» **EXERCISE DETAILS**: Output every line of the entries below word for word, omitting the pictures.

-- Start of RECORDS TO PROCESS --

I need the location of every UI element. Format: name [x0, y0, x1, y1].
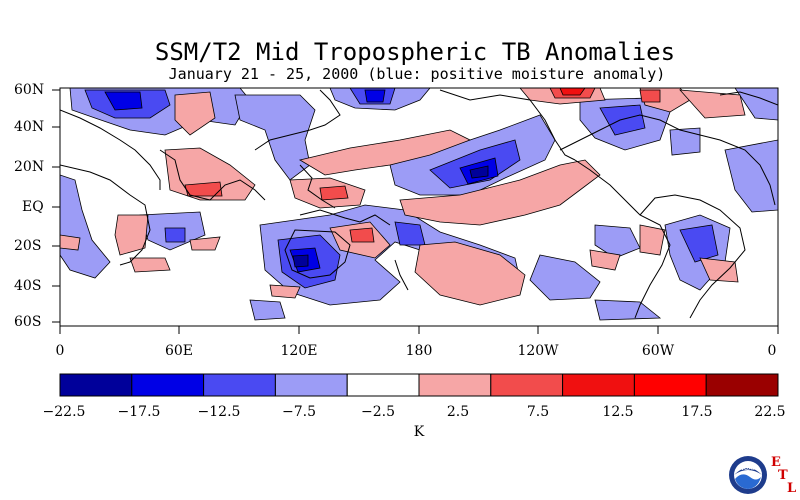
colorbar-label-1: −17.5 [117, 404, 161, 420]
colorbar-swatch [705, 373, 779, 397]
colorbar-swatch [203, 373, 276, 397]
lon-label-60w: 60W [641, 343, 675, 359]
colorbar-label-2: −12.5 [197, 404, 241, 420]
colorbar-swatch [490, 373, 564, 397]
colorbar-swatch [131, 373, 205, 397]
anomaly-light-red [60, 88, 746, 306]
lon-label-60e: 60E [164, 343, 194, 359]
noaa-logo-text: NOAA [739, 465, 757, 472]
colorbar-label-3: −7.5 [282, 404, 316, 420]
lon-label-0-end: 0 [767, 343, 777, 359]
map-subtitle: January 21 - 25, 2000 (blue: positive mo… [168, 65, 666, 83]
lat-ticks [52, 89, 60, 323]
lat-label-40n: 40N [14, 119, 45, 135]
logo-letter-l: L [787, 481, 797, 496]
map-field [60, 88, 778, 326]
colorbar-swatch [59, 373, 133, 397]
colorbar-label-7: 12.5 [602, 404, 634, 420]
lon-ticks [59, 326, 779, 334]
colorbar-swatch [346, 373, 420, 397]
lon-label-180: 180 [405, 343, 433, 359]
colorbar-label-8: 17.5 [681, 404, 713, 420]
colorbar-label-9: 22.5 [754, 404, 786, 420]
coastlines [60, 89, 778, 319]
logo-letter-t: T [778, 468, 788, 483]
noaa-logo: NOAA [729, 456, 767, 494]
colorbar-swatch [633, 373, 707, 397]
lat-label-60n: 60N [14, 82, 45, 98]
lat-label-60s: 60S [14, 314, 42, 330]
lat-label-20n: 20N [14, 159, 45, 175]
lon-label-120e: 120E [280, 343, 318, 359]
colorbar-label-5: 2.5 [446, 404, 470, 420]
anomaly-strong-red [559, 88, 586, 96]
logo-letter-e: E [771, 455, 781, 470]
map-title: SSM/T2 Mid Tropospheric TB Anomalies [154, 38, 676, 66]
anomaly-medium-blue [84, 88, 719, 289]
colorbar-swatch [418, 373, 492, 397]
lat-label-40s: 40S [14, 278, 42, 294]
lon-label-0: 0 [55, 343, 65, 359]
colorbar-swatch [562, 373, 635, 397]
anomaly-deepest-blue [292, 165, 489, 268]
lat-label-20s: 20S [14, 238, 42, 254]
colorbar-swatch [274, 373, 348, 397]
colorbar-label-4: −2.5 [361, 404, 395, 420]
lat-label-eq: EQ [22, 199, 44, 215]
colorbar-unit: K [413, 424, 425, 440]
colorbar-label-0: −22.5 [42, 404, 86, 420]
colorbar [59, 373, 779, 397]
colorbar-label-6: 7.5 [526, 404, 550, 420]
lon-label-120w: 120W [517, 343, 559, 359]
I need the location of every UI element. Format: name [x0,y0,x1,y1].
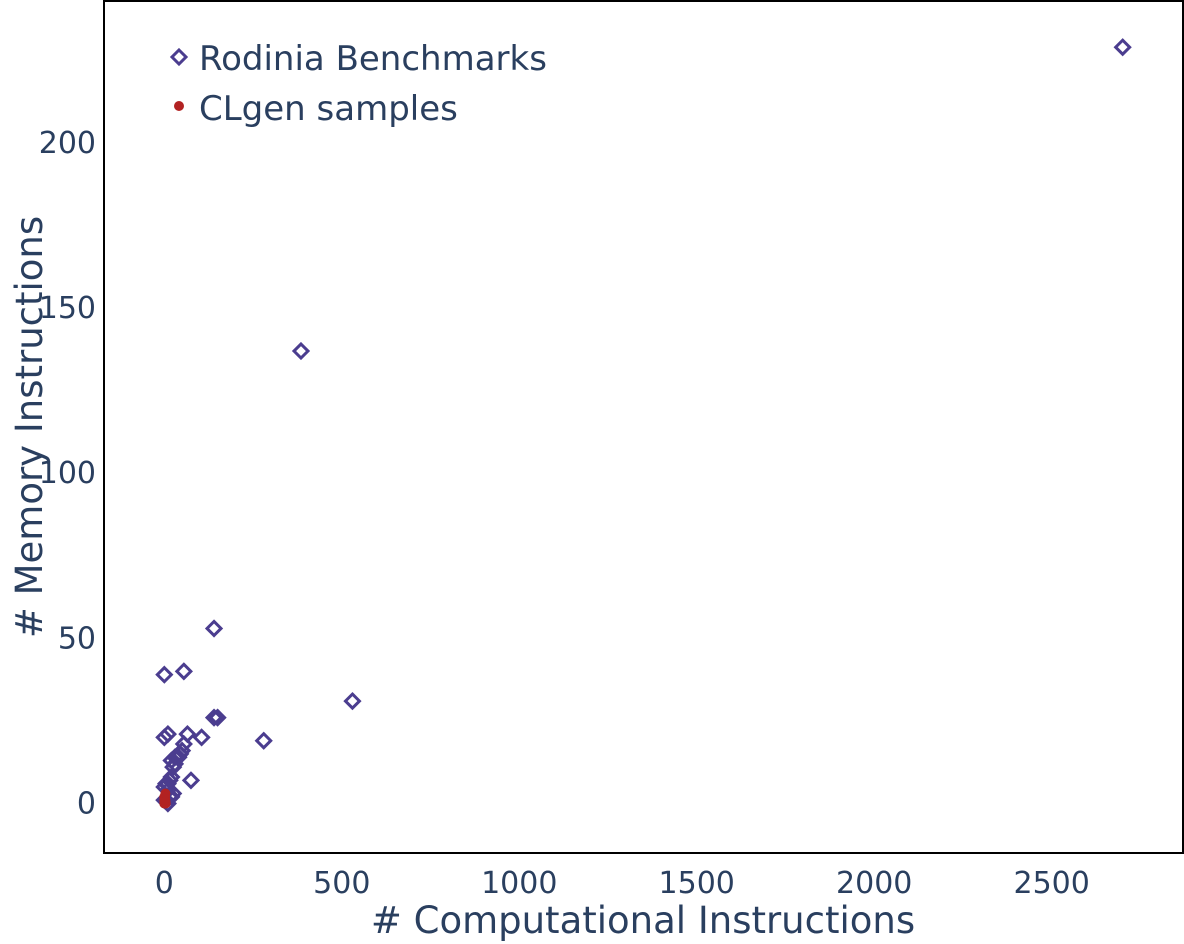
x-tick-label: 0 [155,866,174,901]
clgen-point [160,788,171,799]
legend-circle-marker [174,101,184,111]
y-tick-label: 50 [58,621,96,656]
rodinia-point [164,758,183,777]
data-points [155,38,1132,813]
legend-label-rodinia: Rodinia Benchmarks [199,39,547,79]
x-tick-label: 500 [313,866,370,901]
y-axis-title: # Memory Instructions [8,216,51,638]
y-tick-label: 150 [39,291,96,326]
y-tick-labels: 0 50 100 150 200 [39,126,96,821]
legend-item-clgen: CLgen samples [174,89,458,129]
x-tick-label: 2000 [836,866,912,901]
x-tick-label: 1500 [659,866,735,901]
x-tick-label: 2500 [1013,866,1089,901]
rodinia-point [204,619,224,638]
y-tick-label: 100 [39,456,96,491]
rodinia-point [174,662,193,681]
x-tick-labels: 0 500 1000 1500 2000 2500 [155,866,1090,901]
x-tick-label: 1000 [481,866,557,901]
rodinia-point [343,691,362,711]
rodinia-point [155,728,174,747]
rodinia-point [181,771,201,790]
rodinia-point [204,708,224,727]
rodinia-point [208,708,227,727]
rodinia-point [1113,38,1132,57]
rodinia-point [254,731,273,750]
plot-frame [103,0,1184,854]
rodinia-point [155,665,174,684]
legend-label-clgen: CLgen samples [199,89,458,129]
rodinia-point [192,728,211,747]
y-tick-label: 0 [77,786,96,821]
x-axis-title: # Computational Instructions [371,899,915,942]
legend-diamond-marker [169,47,189,67]
rodinia-point [291,341,311,361]
legend: Rodinia Benchmarks CLgen samples [169,39,547,129]
legend-item-rodinia: Rodinia Benchmarks [169,39,547,79]
y-tick-label: 200 [39,126,96,161]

-- End of RECORDS TO PROCESS --

» **FINISHED ANSWER**:
I need the location of every UI element. Format: name [x0, y0, x1, y1].
colorbar-label-1: −17.5 [117, 404, 161, 420]
colorbar-swatch [705, 373, 779, 397]
colorbar-swatch [203, 373, 276, 397]
lon-label-60w: 60W [641, 343, 675, 359]
colorbar-label-2: −12.5 [197, 404, 241, 420]
colorbar-swatch [490, 373, 564, 397]
colorbar-swatch [131, 373, 205, 397]
anomaly-light-red [60, 88, 746, 306]
lon-label-60e: 60E [164, 343, 194, 359]
noaa-logo-text: NOAA [739, 465, 757, 472]
colorbar-label-3: −7.5 [282, 404, 316, 420]
lon-label-0-end: 0 [767, 343, 777, 359]
map-subtitle: January 21 - 25, 2000 (blue: positive mo… [168, 65, 666, 83]
lat-ticks [52, 89, 60, 323]
lat-label-40n: 40N [14, 119, 45, 135]
logo-letter-l: L [787, 481, 797, 496]
map-field [60, 88, 778, 326]
colorbar-swatch [59, 373, 133, 397]
colorbar-label-7: 12.5 [602, 404, 634, 420]
lon-ticks [59, 326, 779, 334]
colorbar-swatch [346, 373, 420, 397]
lon-label-180: 180 [405, 343, 433, 359]
colorbar-label-8: 17.5 [681, 404, 713, 420]
colorbar-label-9: 22.5 [754, 404, 786, 420]
coastlines [60, 89, 778, 319]
logo-letter-t: T [778, 468, 788, 483]
noaa-logo: NOAA [729, 456, 767, 494]
colorbar-swatch [633, 373, 707, 397]
lat-label-60n: 60N [14, 82, 45, 98]
lat-label-60s: 60S [14, 314, 42, 330]
lat-label-20n: 20N [14, 159, 45, 175]
lon-label-120e: 120E [280, 343, 318, 359]
colorbar-label-5: 2.5 [446, 404, 470, 420]
anomaly-strong-red [559, 88, 586, 96]
logo-letter-e: E [771, 455, 781, 470]
map-title: SSM/T2 Mid Tropospheric TB Anomalies [154, 38, 676, 66]
anomaly-medium-blue [84, 88, 719, 289]
colorbar-swatch [418, 373, 492, 397]
lat-label-40s: 40S [14, 278, 42, 294]
lon-label-0: 0 [55, 343, 65, 359]
colorbar-swatch [562, 373, 635, 397]
anomaly-deepest-blue [292, 165, 489, 268]
lat-label-20s: 20S [14, 238, 42, 254]
colorbar-swatch [274, 373, 348, 397]
colorbar-label-4: −2.5 [361, 404, 395, 420]
lat-label-eq: EQ [22, 199, 44, 215]
colorbar-unit: K [413, 424, 425, 440]
colorbar-label-0: −22.5 [42, 404, 86, 420]
colorbar [59, 373, 779, 397]
colorbar-label-6: 7.5 [526, 404, 550, 420]
lon-label-120w: 120W [517, 343, 559, 359]
I need the location of every UI element. Format: name [x0,y0,x1,y1].
x-tick-label: 0 [155,866,174,901]
clgen-point [160,788,171,799]
legend-circle-marker [174,101,184,111]
y-tick-label: 50 [58,621,96,656]
rodinia-point [164,758,183,777]
data-points [155,38,1132,813]
legend-label-rodinia: Rodinia Benchmarks [199,39,547,79]
x-tick-label: 500 [313,866,370,901]
y-axis-title: # Memory Instructions [8,216,51,638]
y-tick-label: 150 [39,291,96,326]
y-tick-labels: 0 50 100 150 200 [39,126,96,821]
legend-item-clgen: CLgen samples [174,89,458,129]
x-tick-label: 2000 [836,866,912,901]
x-tick-label: 1500 [659,866,735,901]
x-tick-label: 2500 [1013,866,1089,901]
rodinia-point [204,619,224,638]
y-tick-label: 100 [39,456,96,491]
rodinia-point [174,662,193,681]
x-tick-labels: 0 500 1000 1500 2000 2500 [155,866,1090,901]
x-tick-label: 1000 [481,866,557,901]
rodinia-point [343,691,362,711]
rodinia-point [155,728,174,747]
rodinia-point [181,771,201,790]
rodinia-point [204,708,224,727]
rodinia-point [208,708,227,727]
rodinia-point [1113,38,1132,57]
rodinia-point [254,731,273,750]
plot-frame [103,0,1184,854]
rodinia-point [155,665,174,684]
legend-label-clgen: CLgen samples [199,89,458,129]
rodinia-point [192,728,211,747]
y-tick-label: 0 [77,786,96,821]
x-axis-title: # Computational Instructions [371,899,915,942]
legend-diamond-marker [169,47,189,67]
rodinia-point [291,341,311,361]
legend: Rodinia Benchmarks CLgen samples [169,39,547,129]
legend-item-rodinia: Rodinia Benchmarks [169,39,547,79]
y-tick-label: 200 [39,126,96,161]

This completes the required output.